(Records Opens)
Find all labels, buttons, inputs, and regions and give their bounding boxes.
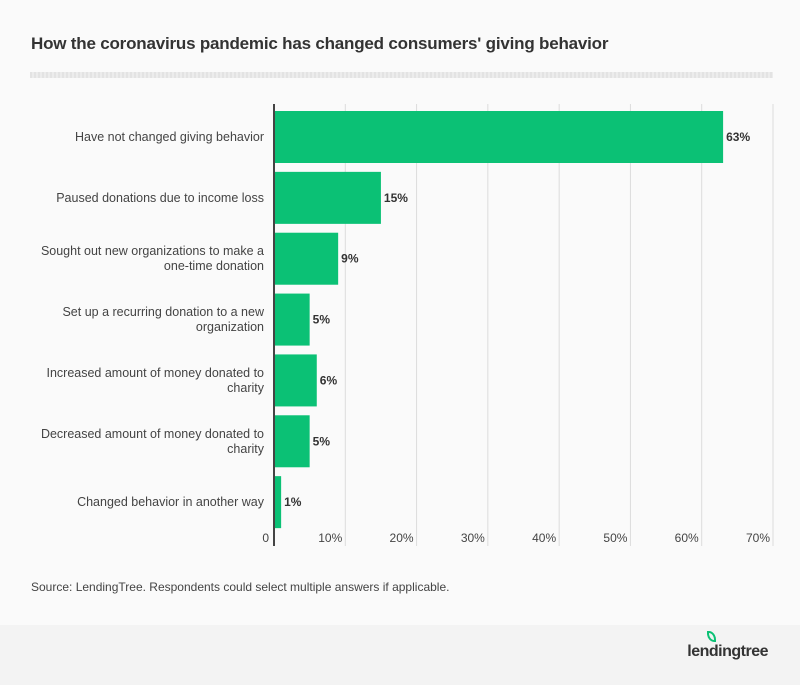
- x-tick-label: 0: [262, 531, 269, 545]
- chart-title: How the coronavirus pandemic has changed…: [31, 34, 609, 53]
- leaf-icon: [707, 631, 717, 642]
- category-label: Sought out new organizations to make a: [41, 244, 264, 258]
- data-label: 9%: [341, 252, 359, 266]
- x-tick-label: 30%: [461, 531, 485, 545]
- category-label: organization: [196, 320, 264, 334]
- category-label: Decreased amount of money donated to: [41, 427, 264, 441]
- bar: [274, 171, 381, 224]
- x-tick-label: 10%: [318, 531, 342, 545]
- data-label: 1%: [284, 495, 302, 509]
- category-label: charity: [227, 381, 265, 395]
- x-tick-label: 70%: [746, 531, 770, 545]
- bar: [274, 232, 339, 285]
- category-label: Set up a recurring donation to a new: [62, 305, 264, 319]
- bar: [274, 111, 724, 163]
- category-label: Paused donations due to income loss: [56, 191, 264, 205]
- x-tick-label: 40%: [532, 531, 556, 545]
- x-tick-label: 50%: [603, 531, 627, 545]
- bar: [274, 476, 282, 529]
- data-label: 6%: [320, 373, 338, 387]
- source-note: Source: LendingTree. Respondents could s…: [31, 580, 450, 594]
- data-label: 63%: [726, 130, 750, 144]
- bar: [274, 415, 310, 468]
- data-label: 5%: [313, 313, 331, 327]
- logo-text: lendingtree: [687, 643, 768, 660]
- category-label: charity: [227, 442, 265, 456]
- lendingtree-logo: lendingtree: [687, 631, 768, 661]
- category-label: one-time donation: [164, 259, 264, 273]
- category-label: Changed behavior in another way: [77, 495, 265, 509]
- footer: lendingtree: [0, 625, 800, 685]
- bar: [274, 293, 310, 346]
- category-label: Increased amount of money donated to: [46, 366, 264, 380]
- data-label: 5%: [313, 434, 331, 448]
- data-label: 15%: [384, 191, 408, 205]
- bar: [274, 354, 317, 407]
- bar-chart: 63% Have not changed giving behavior 15% Pa…: [41, 104, 774, 546]
- x-tick-label: 60%: [675, 531, 699, 545]
- category-label: Have not changed giving behavior: [75, 130, 264, 144]
- x-tick-label: 20%: [390, 531, 414, 545]
- title-divider: [30, 72, 773, 78]
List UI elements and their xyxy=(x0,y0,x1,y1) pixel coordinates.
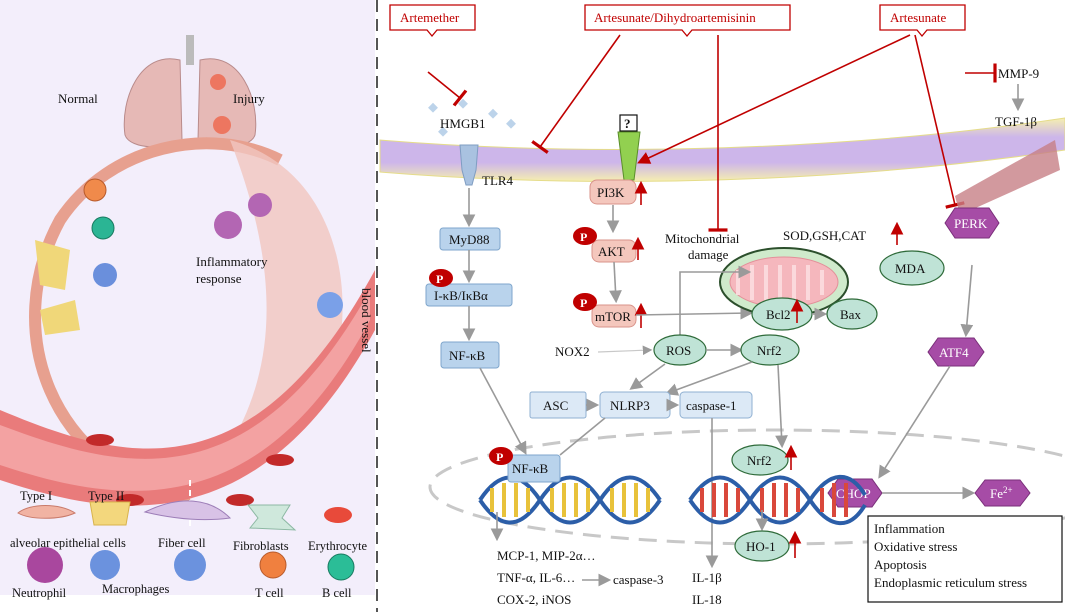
nrf2-node xyxy=(740,334,800,366)
summary-inflammation: Inflammation xyxy=(874,521,945,536)
inflammatory-label-2: response xyxy=(196,271,242,286)
dna-right xyxy=(688,474,867,526)
ikb-label: I-κB/IκBα xyxy=(434,288,488,303)
cell-legend: Type I Type II alveolar epithelial cells… xyxy=(10,489,367,600)
fe-superscript: 2+ xyxy=(1003,485,1013,495)
drug-artesunate-label: Artesunate xyxy=(890,10,947,25)
legend-macrophages: Macrophages xyxy=(102,582,169,596)
phospho-badge xyxy=(573,227,597,245)
perk-node xyxy=(944,207,1000,239)
drug-artesunate-dha-label: Artesunate/Dihydroartemisinin xyxy=(594,10,756,25)
mito-damage-label-1: Mitochondrial xyxy=(665,231,740,246)
nrf2-nuclear-label: Nrf2 xyxy=(747,453,772,468)
fe-node xyxy=(974,479,1031,507)
dna-left xyxy=(478,475,662,525)
nrf2-nuclear-node xyxy=(731,444,789,476)
nfkb-nuclear-node xyxy=(507,454,561,483)
caspase1-node xyxy=(679,391,753,419)
legend-bcell: B cell xyxy=(322,586,352,600)
mda-node xyxy=(879,250,945,286)
output-caspase3: caspase-3 xyxy=(613,572,664,587)
bax-label: Bax xyxy=(840,307,861,322)
mmp9-label: MMP-9 xyxy=(998,66,1039,81)
cell-membrane xyxy=(379,117,1065,182)
bax-node xyxy=(826,298,878,330)
legend-alveolar: alveolar epithelial cells xyxy=(10,536,126,550)
unknown-receptor xyxy=(617,131,641,181)
unknown-receptor-label: ? xyxy=(624,116,631,131)
hmgb1-label: HMGB1 xyxy=(440,116,486,131)
pi3k-label: PI3K xyxy=(597,185,625,200)
nox2-label: NOX2 xyxy=(555,344,590,359)
drug-artemether: Artemether xyxy=(389,4,476,38)
ros-label: ROS xyxy=(666,343,691,358)
blood-vessel-label: blood vessel xyxy=(359,288,374,353)
output-cox2: COX-2, iNOS xyxy=(497,592,571,607)
tlr4-receptor xyxy=(459,144,479,186)
nrf2-label: Nrf2 xyxy=(757,343,782,358)
legend-fiber: Fiber cell xyxy=(158,536,206,550)
fe-text: Fe xyxy=(990,486,1003,501)
summary-box: Inflammation Oxidative stress Apoptosis … xyxy=(867,515,1063,603)
nfkb-nuclear-label: NF-κB xyxy=(512,461,548,476)
perk-label: PERK xyxy=(954,216,988,231)
legend-type2: Type II xyxy=(88,489,124,503)
nucleus-boundary xyxy=(428,428,1065,546)
drug-artesunate-dha: Artesunate/Dihydroartemisinin xyxy=(584,4,791,38)
asc-label: ASC xyxy=(543,398,568,413)
phospho-badge xyxy=(489,447,513,465)
output-il18: IL-18 xyxy=(692,592,722,607)
atf4-label: ATF4 xyxy=(939,345,969,360)
legend-tcell: T cell xyxy=(255,586,284,600)
summary-apoptosis: Apoptosis xyxy=(874,557,927,572)
blood-vessel xyxy=(0,270,375,506)
phospho-label: P xyxy=(580,296,587,310)
output-tnf: TNF-α, IL-6… xyxy=(497,570,575,585)
nlrp3-label: NLRP3 xyxy=(610,398,650,413)
tlr4-label: TLR4 xyxy=(482,173,514,188)
legend-neutrophil: Neutrophil xyxy=(12,586,67,600)
drug-artemether-label: Artemether xyxy=(400,10,460,25)
injured-wall xyxy=(190,140,343,500)
summary-oxidative-stress: Oxidative stress xyxy=(874,539,957,554)
drug-artesunate: Artesunate xyxy=(879,4,966,38)
tgf-label: TGF-1β xyxy=(995,114,1037,129)
mda-label: MDA xyxy=(895,261,926,276)
sod-label: SOD,GSH,CAT xyxy=(783,228,866,243)
bcl2-label: Bcl2 xyxy=(766,307,791,322)
nfkb-node xyxy=(440,341,500,369)
output-mcp1: MCP-1, MIP-2α… xyxy=(497,548,596,563)
mtor-label: mTOR xyxy=(595,309,631,324)
caspase1-label: caspase-1 xyxy=(686,398,737,413)
fe-label: Fe2+ xyxy=(990,485,1013,501)
inflammatory-label-1: Inflammatory xyxy=(196,254,268,269)
right-panel: Artemether Artesunate/Dihydroartemisinin… xyxy=(379,4,1065,607)
phospho-label: P xyxy=(580,230,587,244)
mtor-node xyxy=(591,304,637,328)
lungs-illustration xyxy=(123,35,257,148)
endoplasmic-reticulum xyxy=(955,140,1060,215)
legend-fibroblasts: Fibroblasts xyxy=(233,539,289,553)
legend-erythrocyte: Erythrocyte xyxy=(308,539,367,553)
nfkb-label: NF-κB xyxy=(449,348,485,363)
phospho-badge xyxy=(429,269,453,287)
phospho-label: P xyxy=(436,272,443,286)
phospho-label: P xyxy=(496,450,503,464)
ho1-node xyxy=(734,530,790,562)
normal-label: Normal xyxy=(58,91,98,106)
myd88-node xyxy=(439,227,501,251)
ho1-label: HO-1 xyxy=(746,539,776,554)
myd88-label: MyD88 xyxy=(449,232,489,247)
output-il1b: IL-1β xyxy=(692,570,722,585)
mito-damage-label-2: damage xyxy=(688,247,729,262)
summary-er-stress: Endoplasmic reticulum stress xyxy=(874,575,1027,590)
phospho-badge xyxy=(573,293,597,311)
akt-label: AKT xyxy=(598,244,625,259)
legend-type1: Type I xyxy=(20,489,52,503)
injury-label: Injury xyxy=(233,91,265,106)
left-panel: Normal Injury Inflammatory response bloo… xyxy=(0,0,375,612)
atf4-node xyxy=(927,337,985,367)
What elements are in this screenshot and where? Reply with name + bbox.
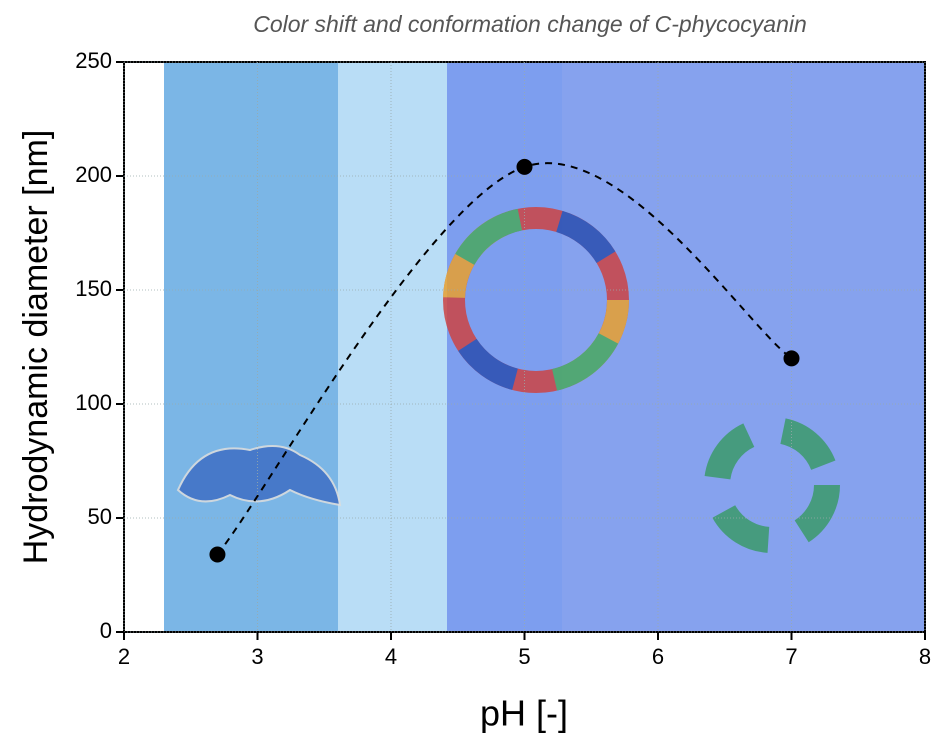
x-axis-label: pH [-] <box>480 693 568 734</box>
background-bands <box>164 62 925 632</box>
protein-monomer <box>176 445 342 507</box>
chart-title: Color shift and conformation change of C… <box>253 11 807 37</box>
y-tick-label: 50 <box>88 504 112 529</box>
protein-illustrations <box>176 207 840 553</box>
y-tick-label: 200 <box>75 162 112 187</box>
x-tick-label: 8 <box>919 644 931 669</box>
data-point <box>209 546 226 563</box>
protein-trimer <box>704 417 840 553</box>
y-tick-label: 150 <box>75 276 112 301</box>
x-tick-label: 4 <box>385 644 397 669</box>
data-point <box>516 158 533 175</box>
x-tick-label: 5 <box>518 644 530 669</box>
band <box>164 62 338 632</box>
x-tick-label: 3 <box>251 644 263 669</box>
x-tick-label: 6 <box>652 644 664 669</box>
y-tick-label: 100 <box>75 390 112 415</box>
x-tick-label: 2 <box>118 644 130 669</box>
y-axis-label: Hydrodynamic diameter [nm] <box>17 130 55 565</box>
y-tick-label: 0 <box>100 618 112 643</box>
protein-hexamer-part <box>443 207 629 393</box>
x-tick-label: 7 <box>785 644 797 669</box>
data-point <box>783 350 800 367</box>
y-tick-label: 250 <box>75 48 112 73</box>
(Records Closes)
Wherever the string "right" appears in the listing above, show the whole line.

Result for this task:
dna-right xyxy=(688,474,867,526)
right-panel: Artemether Artesunate/Dihydroartemisinin… xyxy=(379,4,1065,607)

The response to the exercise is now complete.